What is required → Repeat the listing that follows, character for character, minus the pictures.

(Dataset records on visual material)
.....

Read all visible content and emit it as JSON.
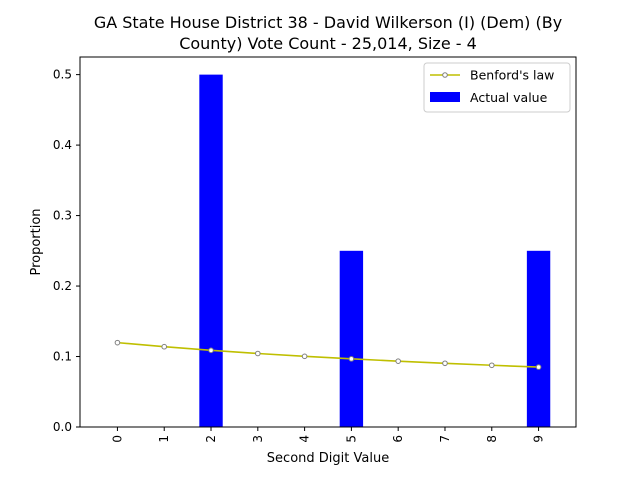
{
  "chart_data": {
    "type": "bar",
    "title_lines": [
      "GA State House District 38 - David Wilkerson (I) (Dem) (By",
      "County) Vote Count - 25,014, Size - 4"
    ],
    "xlabel": "Second Digit Value",
    "ylabel": "Proportion",
    "categories": [
      "0",
      "1",
      "2",
      "3",
      "4",
      "5",
      "6",
      "7",
      "8",
      "9"
    ],
    "ylim": [
      0,
      0.525
    ],
    "yticks": [
      "0.0",
      "0.1",
      "0.2",
      "0.3",
      "0.4",
      "0.5"
    ],
    "grid": false,
    "legend_position": "top-right",
    "series": [
      {
        "name": "Benford's law",
        "kind": "line",
        "color": "#bfbf00",
        "marker_color": "#bfbf00",
        "values": [
          0.1197,
          0.1139,
          0.1088,
          0.1043,
          0.1003,
          0.0967,
          0.0934,
          0.0904,
          0.0876,
          0.085
        ]
      },
      {
        "name": "Actual value",
        "kind": "bar",
        "color": "#0000ff",
        "values": [
          0,
          0,
          0.5,
          0,
          0,
          0.25,
          0,
          0,
          0,
          0.25
        ]
      }
    ]
  }
}
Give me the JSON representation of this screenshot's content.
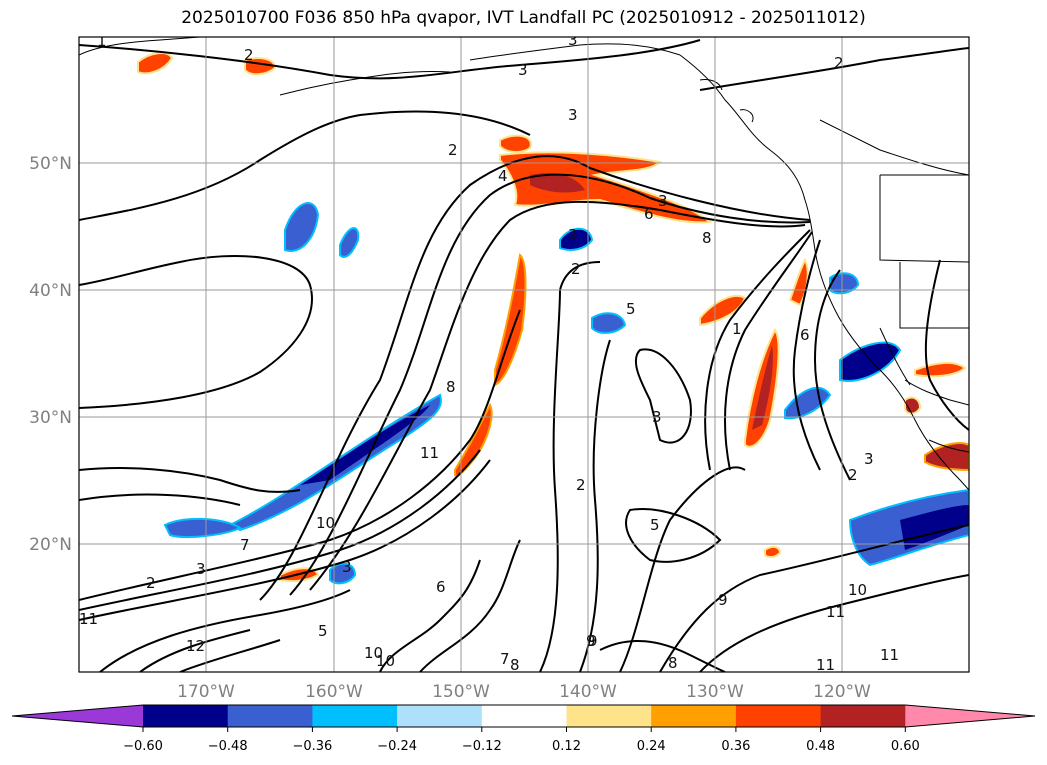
{
  "title": "2025010700 F036 850 hPa qvapor, IVT Landfall PC (2025010912 - 2025011012)",
  "map": {
    "lat_labels": [
      "50°N",
      "40°N",
      "30°N",
      "20°N"
    ],
    "lon_labels": [
      "170°W",
      "160°W",
      "150°W",
      "140°W",
      "130°W",
      "120°W"
    ],
    "grid": true,
    "contour_labels": [
      "1",
      "2",
      "2",
      "2",
      "3",
      "3",
      "3",
      "4",
      "5",
      "6",
      "8",
      "2",
      "3",
      "5",
      "3",
      "2",
      "1",
      "6",
      "8",
      "11",
      "10",
      "7",
      "2",
      "3",
      "9",
      "6",
      "5",
      "3",
      "12",
      "10",
      "10",
      "7",
      "8",
      "9",
      "8",
      "3",
      "9",
      "10",
      "11",
      "11",
      "2",
      "3",
      "11",
      "10",
      "11",
      "2"
    ]
  },
  "colorbar": {
    "ticks": [
      "−0.60",
      "−0.48",
      "−0.36",
      "−0.24",
      "−0.12",
      "0.12",
      "0.24",
      "0.36",
      "0.48",
      "0.60"
    ],
    "colors": [
      "#9a38d8",
      "#00008a",
      "#3a5fd0",
      "#00bfff",
      "#afe0fb",
      "#ffffff",
      "#fee38a",
      "#ffa000",
      "#ff4200",
      "#b22222",
      "#ff88ab"
    ],
    "extend": "both"
  }
}
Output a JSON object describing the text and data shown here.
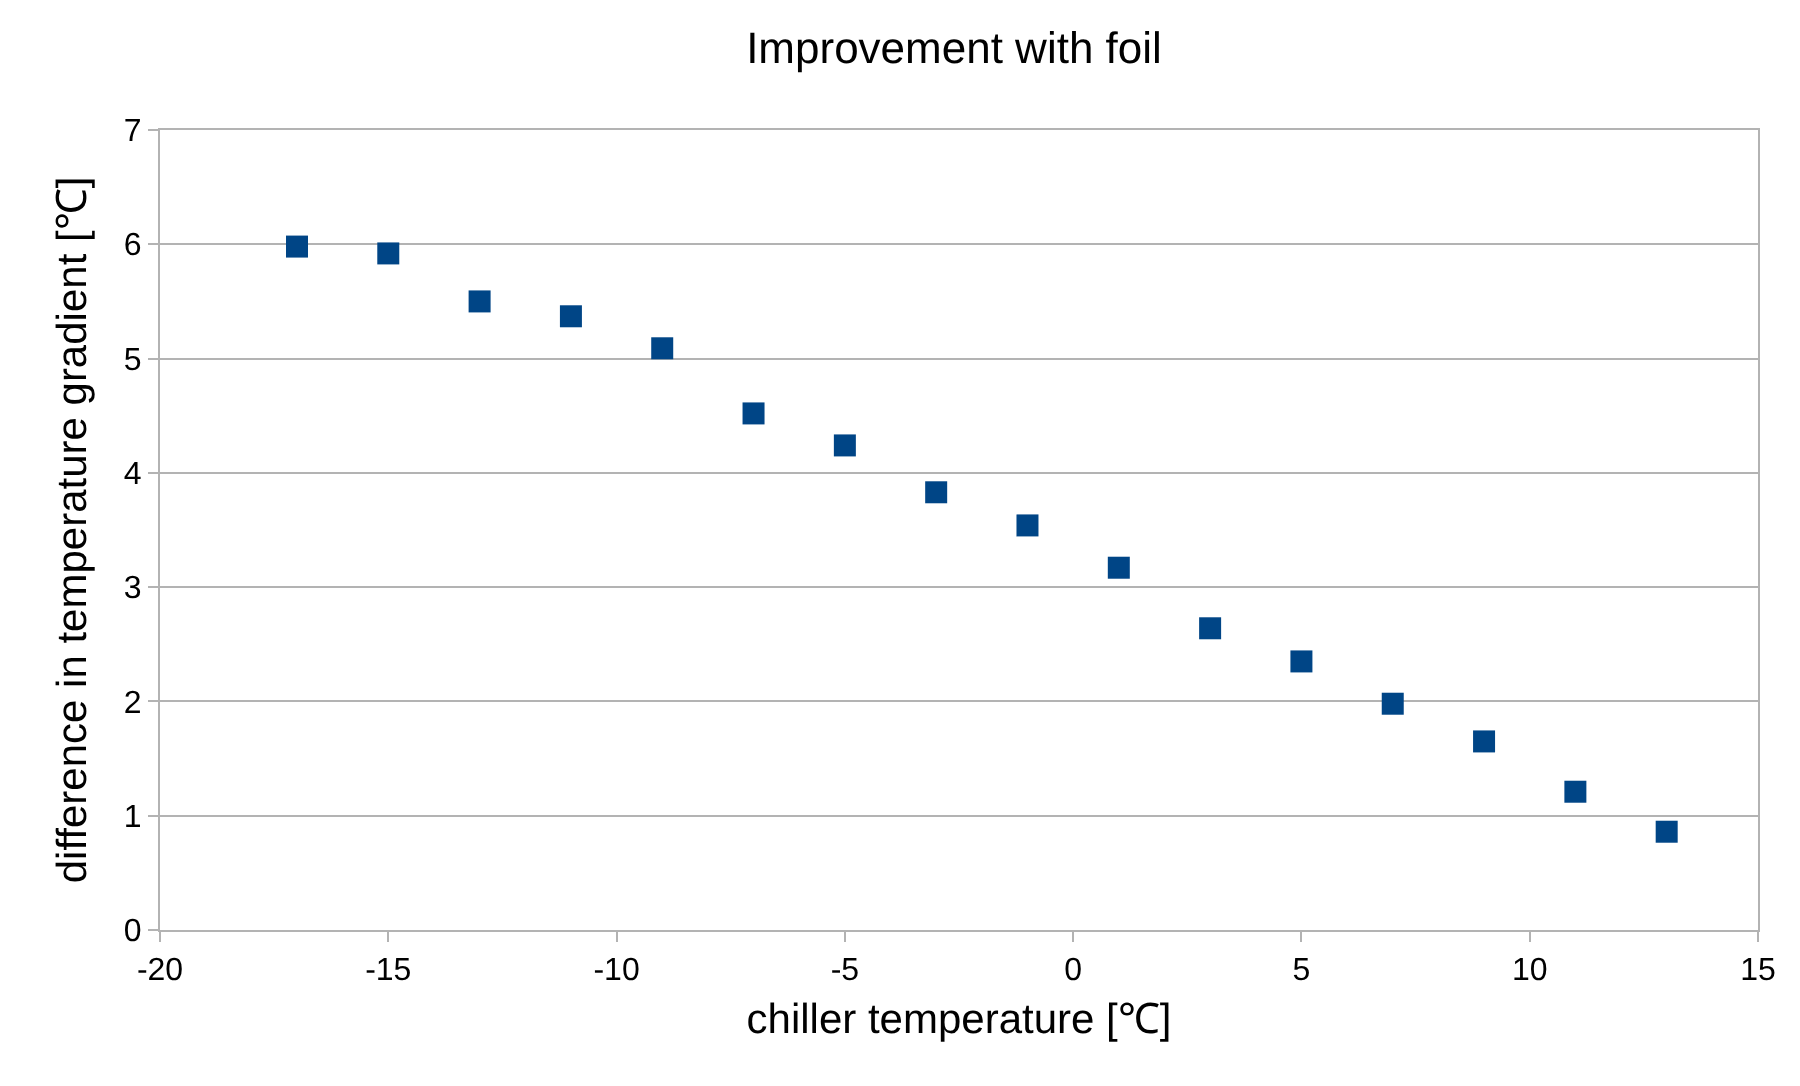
{
  "chart_data": {
    "type": "scatter",
    "title": "Improvement with foil",
    "xlabel": "chiller temperature [℃]",
    "ylabel": "difference in temperature gradient [℃]",
    "x": [
      -17,
      -15,
      -13,
      -11,
      -9,
      -7,
      -5,
      -3,
      -1,
      1,
      3,
      5,
      7,
      9,
      11,
      13
    ],
    "series": [
      {
        "color": "#004586",
        "values": [
          5.98,
          5.92,
          5.5,
          5.37,
          5.09,
          4.52,
          4.24,
          3.83,
          3.54,
          3.17,
          2.64,
          2.35,
          1.98,
          1.65,
          1.21,
          0.86
        ]
      }
    ],
    "xlim": [
      -20,
      15
    ],
    "xticks": [
      -20,
      -15,
      -10,
      -5,
      0,
      5,
      10,
      15
    ],
    "ylim": [
      0,
      7
    ],
    "yticks": [
      0,
      1,
      2,
      3,
      4,
      5,
      6,
      7
    ],
    "grid": "y",
    "marker": "square"
  }
}
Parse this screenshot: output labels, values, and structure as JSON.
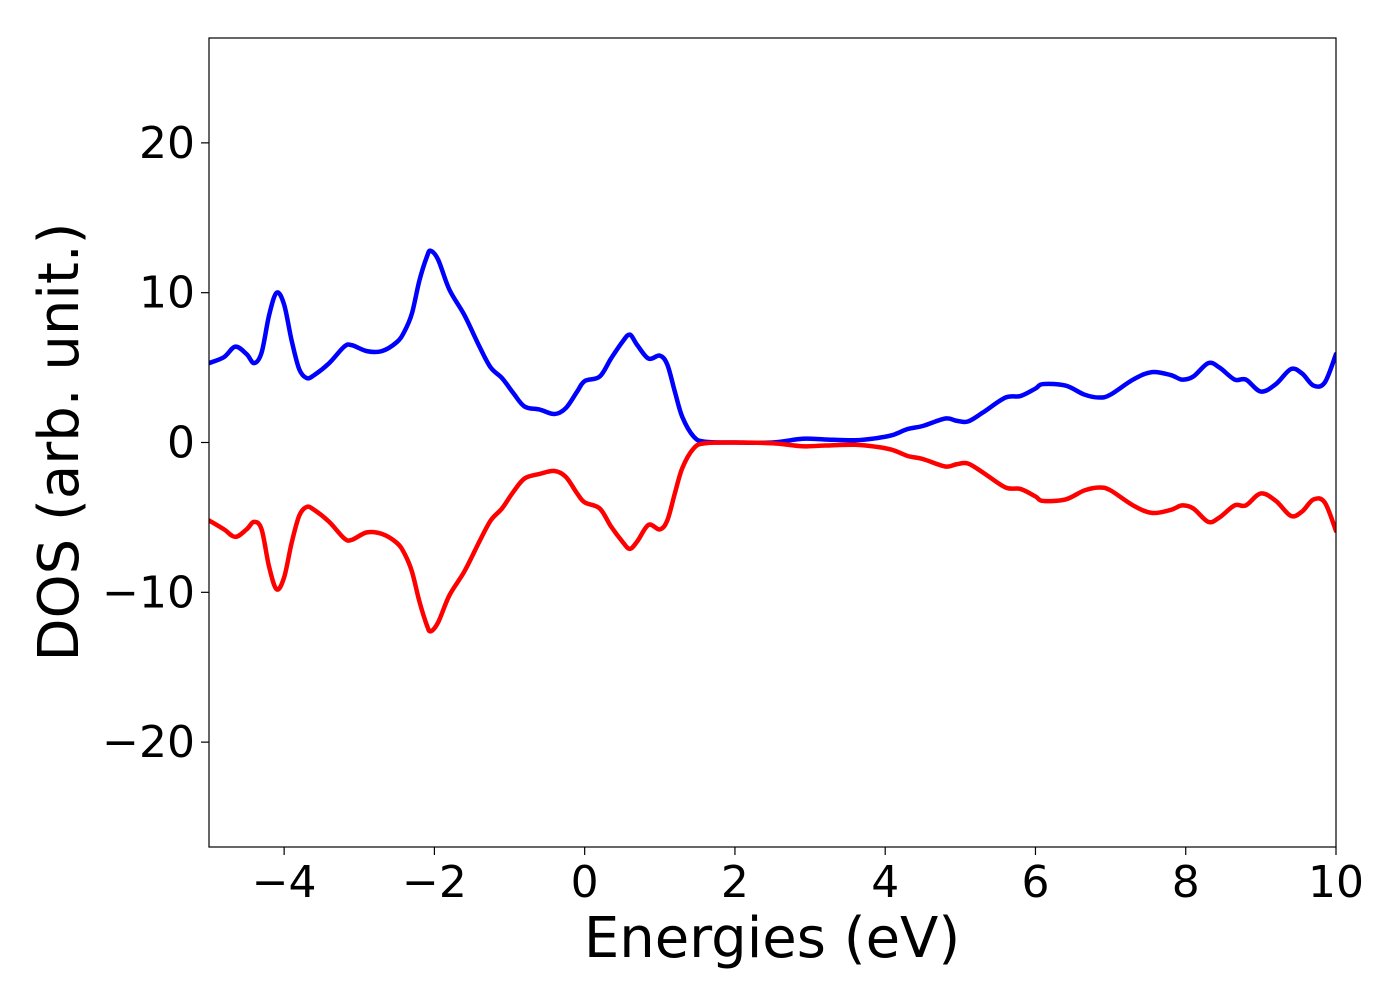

.....

The answer →
Read all visible content and emit it as JSON.
{
  "chart_data": {
    "type": "bar",
    "title_lines": [
      "GA State House District 38 - David Wilkerson (I) (Dem) (By",
      "County) Vote Count - 25,014, Size - 4"
    ],
    "xlabel": "Second Digit Value",
    "ylabel": "Proportion",
    "categories": [
      "0",
      "1",
      "2",
      "3",
      "4",
      "5",
      "6",
      "7",
      "8",
      "9"
    ],
    "ylim": [
      0,
      0.525
    ],
    "yticks": [
      "0.0",
      "0.1",
      "0.2",
      "0.3",
      "0.4",
      "0.5"
    ],
    "grid": false,
    "legend_position": "top-right",
    "series": [
      {
        "name": "Benford's law",
        "kind": "line",
        "color": "#bfbf00",
        "marker_color": "#bfbf00",
        "values": [
          0.1197,
          0.1139,
          0.1088,
          0.1043,
          0.1003,
          0.0967,
          0.0934,
          0.0904,
          0.0876,
          0.085
        ]
      },
      {
        "name": "Actual value",
        "kind": "bar",
        "color": "#0000ff",
        "values": [
          0,
          0,
          0.5,
          0,
          0,
          0.25,
          0,
          0,
          0,
          0.25
        ]
      }
    ]
  }
}
Give me the JSON representation of this screenshot's content.
{
  "title": "2025010700 F036 850 hPa qvapor, IVT Landfall PC (2025010912 - 2025011012)",
  "map": {
    "lat_labels": [
      "50°N",
      "40°N",
      "30°N",
      "20°N"
    ],
    "lon_labels": [
      "170°W",
      "160°W",
      "150°W",
      "140°W",
      "130°W",
      "120°W"
    ],
    "grid": true,
    "contour_labels": [
      "1",
      "2",
      "2",
      "2",
      "3",
      "3",
      "3",
      "4",
      "5",
      "6",
      "8",
      "2",
      "3",
      "5",
      "3",
      "2",
      "1",
      "6",
      "8",
      "11",
      "10",
      "7",
      "2",
      "3",
      "9",
      "6",
      "5",
      "3",
      "12",
      "10",
      "10",
      "7",
      "8",
      "9",
      "8",
      "3",
      "9",
      "10",
      "11",
      "11",
      "2",
      "3",
      "11",
      "10",
      "11",
      "2"
    ]
  },
  "colorbar": {
    "ticks": [
      "−0.60",
      "−0.48",
      "−0.36",
      "−0.24",
      "−0.12",
      "0.12",
      "0.24",
      "0.36",
      "0.48",
      "0.60"
    ],
    "colors": [
      "#9a38d8",
      "#00008a",
      "#3a5fd0",
      "#00bfff",
      "#afe0fb",
      "#ffffff",
      "#fee38a",
      "#ffa000",
      "#ff4200",
      "#b22222",
      "#ff88ab"
    ],
    "extend": "both"
  }
}
Output a JSON object describing the text and data shown here.
{
  "chart_data": {
    "type": "scatter",
    "title": "Improvement with foil",
    "xlabel": "chiller temperature [℃]",
    "ylabel": "difference in temperature gradient [℃]",
    "x": [
      -17,
      -15,
      -13,
      -11,
      -9,
      -7,
      -5,
      -3,
      -1,
      1,
      3,
      5,
      7,
      9,
      11,
      13
    ],
    "series": [
      {
        "color": "#004586",
        "values": [
          5.98,
          5.92,
          5.5,
          5.37,
          5.09,
          4.52,
          4.24,
          3.83,
          3.54,
          3.17,
          2.64,
          2.35,
          1.98,
          1.65,
          1.21,
          0.86
        ]
      }
    ],
    "xlim": [
      -20,
      15
    ],
    "xticks": [
      -20,
      -15,
      -10,
      -5,
      0,
      5,
      10,
      15
    ],
    "ylim": [
      0,
      7
    ],
    "yticks": [
      0,
      1,
      2,
      3,
      4,
      5,
      6,
      7
    ],
    "grid": "y",
    "marker": "square"
  }
}
Parse this screenshot: output labels, values, and structure as JSON.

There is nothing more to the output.